WHAT YOU WILL DO — Copy the entries below exactly. Images do not belong in the copy.

Data items

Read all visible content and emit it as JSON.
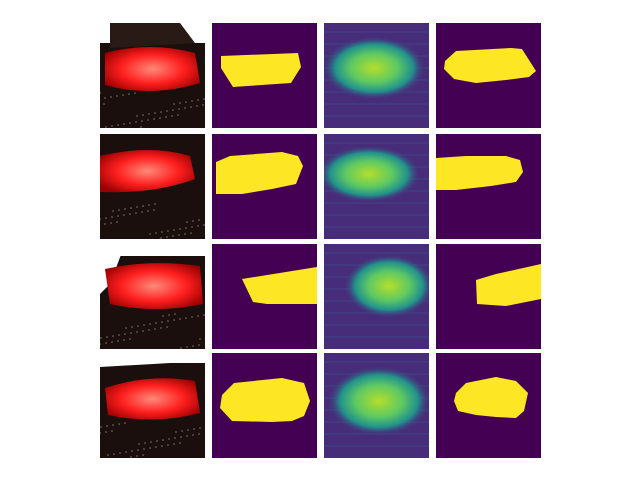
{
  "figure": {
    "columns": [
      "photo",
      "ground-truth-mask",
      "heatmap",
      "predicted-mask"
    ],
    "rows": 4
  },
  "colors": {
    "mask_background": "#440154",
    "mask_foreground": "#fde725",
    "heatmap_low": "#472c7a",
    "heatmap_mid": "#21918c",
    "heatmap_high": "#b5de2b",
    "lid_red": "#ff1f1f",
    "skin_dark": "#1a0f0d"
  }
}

TASK SOLUTION —
Read all visible content and emit it as JSON.
{
  "figure": {
    "columns": [
      "photo",
      "ground-truth-mask",
      "heatmap",
      "predicted-mask"
    ],
    "rows": 4
  },
  "colors": {
    "mask_background": "#440154",
    "mask_foreground": "#fde725",
    "heatmap_low": "#472c7a",
    "heatmap_mid": "#21918c",
    "heatmap_high": "#b5de2b",
    "lid_red": "#ff1f1f",
    "skin_dark": "#1a0f0d"
  }
}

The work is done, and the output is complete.